-- Begin SOURCE DATA --

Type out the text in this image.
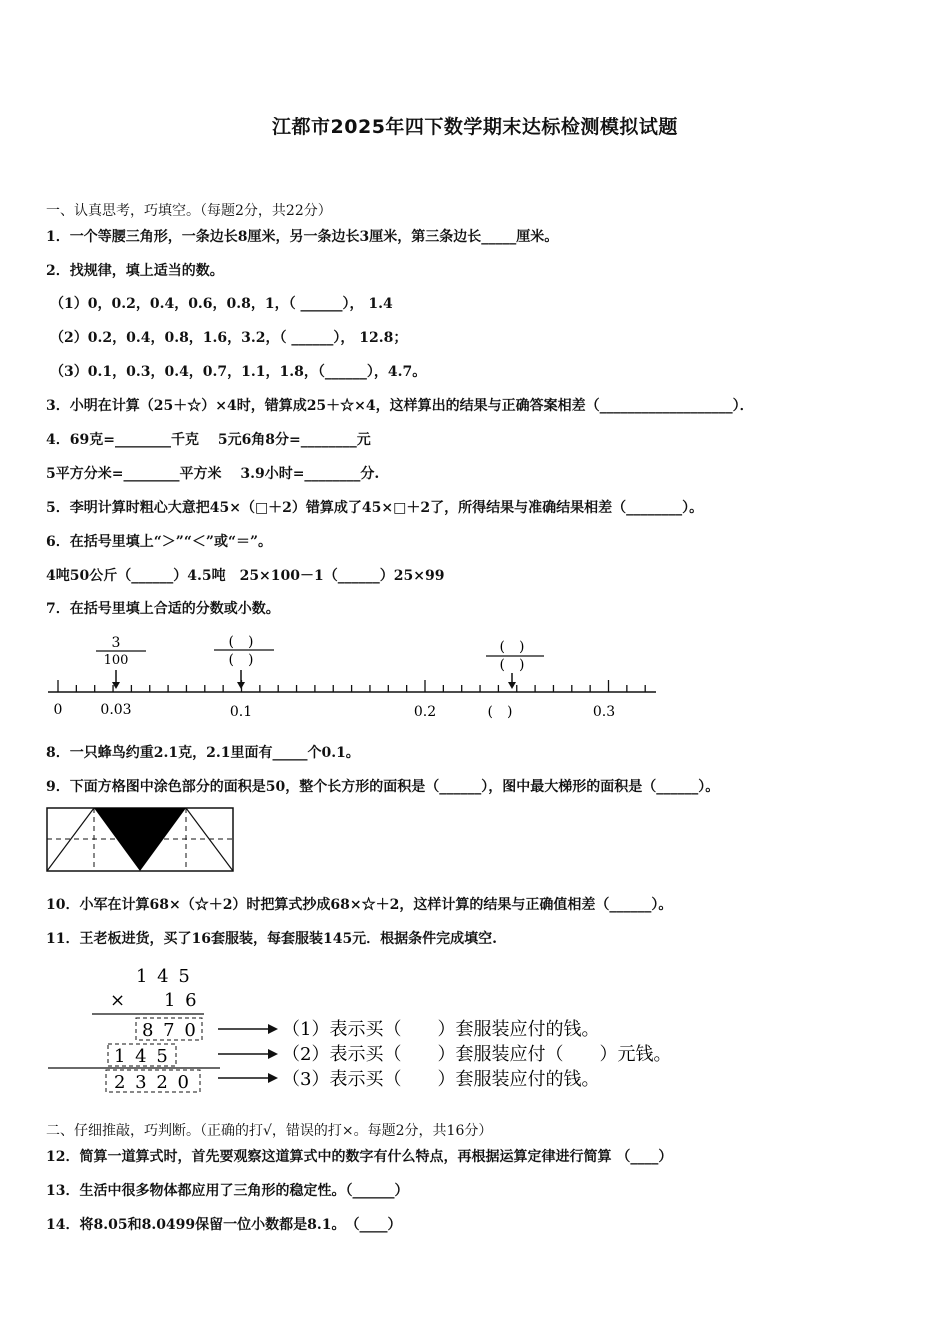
江都市2025年四下数学期末达标检测模拟试题
一、认真思考，巧填空。（每题2分，共22分）
1．一个等腰三角形，一条边长8厘米，另一条边长3厘米，第三条边长_____厘米。
2．找规律，填上适当的数。
（1）0，0.2，0.4，0.6，0.8，1，（ ______）， 1.4
（2）0.2，0.4，0.8，1.6，3.2，（ ______）， 12.8；
（3）0.1，0.3，0.4，0.7，1.1，1.8，（______），4.7。
3．小明在计算（25＋☆）×4时，错算成25＋☆×4，这样算出的结果与正确答案相差（___________________）．
4．69克=________千克　 5元6角8分=________元
5平方分米=________平方米　 3.9小时=________分.
5．李明计算时粗心大意把45×（□＋2）错算成了45×□＋2了，所得结果与准确结果相差（________）。
6．在括号里填上“＞”“＜”或“＝”。
4吨50公斤（______）4.5吨　25×100－1（______）25×99
7．在括号里填上合适的分数或小数。
3
100
(　)
(　)
(　)
(　)
0	0.03	0.1	0.2	(　)	0.3
8．一只蜂鸟约重2.1克，2.1里面有_____个0.1。
9．下面方格图中涂色部分的面积是50，整个长方形的面积是（______），图中最大梯形的面积是（______）。
10．小军在计算68×（☆＋2）时把算式抄成68×☆＋2，这样计算的结果与正确值相差（______）。
11．王老板进货，买了16套服装，每套服装145元．根据条件完成填空.
1 4 5
× 1 6
8 7 0
1 4 5
2 3 2 0
（1）表示买（　　）套服装应付的钱。
（2）表示买（　　）套服装应付（　　）元钱。
（3）表示买（　　）套服装应付的钱。
二、仔细推敲，巧判断。（正确的打√，错误的打×。每题2分，共16分）
12．简算一道算式时，首先要观察这道算式中的数字有什么特点，再根据运算定律进行简算 （____）
13．生活中很多物体都应用了三角形的稳定性。（______）
14．将8.05和8.0499保留一位小数都是8.1。　（____）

-- End SOURCE DATA --

## WRITTEN EXERCISE:
Your task is to copy the entries in full and exactly, without any images.

## EXERCISE RESPONSE:
Type out the text in this image.
江都市2025年四下数学期末达标检测模拟试题
一、认真思考，巧填空。（每题2分，共22分）
1．一个等腰三角形，一条边长8厘米，另一条边长3厘米，第三条边长_____厘米。
2．找规律，填上适当的数。
（1）0，0.2，0.4，0.6，0.8，1，（ ______）， 1.4
（2）0.2，0.4，0.8，1.6，3.2，（ ______）， 12.8；
（3）0.1，0.3，0.4，0.7，1.1，1.8，（______），4.7。
3．小明在计算（25＋☆）×4时，错算成25＋☆×4，这样算出的结果与正确答案相差（___________________）．
4．69克=________千克　 5元6角8分=________元
5平方分米=________平方米　 3.9小时=________分.
5．李明计算时粗心大意把45×（□＋2）错算成了45×□＋2了，所得结果与准确结果相差（________）。
6．在括号里填上“＞”“＜”或“＝”。
4吨50公斤（______）4.5吨　25×100－1（______）25×99
7．在括号里填上合适的分数或小数。
3
100
(　)
(　)
(　)
(　)
0	0.03	0.1	0.2	(　)	0.3
8．一只蜂鸟约重2.1克，2.1里面有_____个0.1。
9．下面方格图中涂色部分的面积是50，整个长方形的面积是（______），图中最大梯形的面积是（______）。
10．小军在计算68×（☆＋2）时把算式抄成68×☆＋2，这样计算的结果与正确值相差（______）。
11．王老板进货，买了16套服装，每套服装145元．根据条件完成填空.
1 4 5
× 1 6
8 7 0
1 4 5
2 3 2 0
（1）表示买（　　）套服装应付的钱。
（2）表示买（　　）套服装应付（　　）元钱。
（3）表示买（　　）套服装应付的钱。
二、仔细推敲，巧判断。（正确的打√，错误的打×。每题2分，共16分）
12．简算一道算式时，首先要观察这道算式中的数字有什么特点，再根据运算定律进行简算 （____）
13．生活中很多物体都应用了三角形的稳定性。（______）
14．将8.05和8.0499保留一位小数都是8.1。　（____）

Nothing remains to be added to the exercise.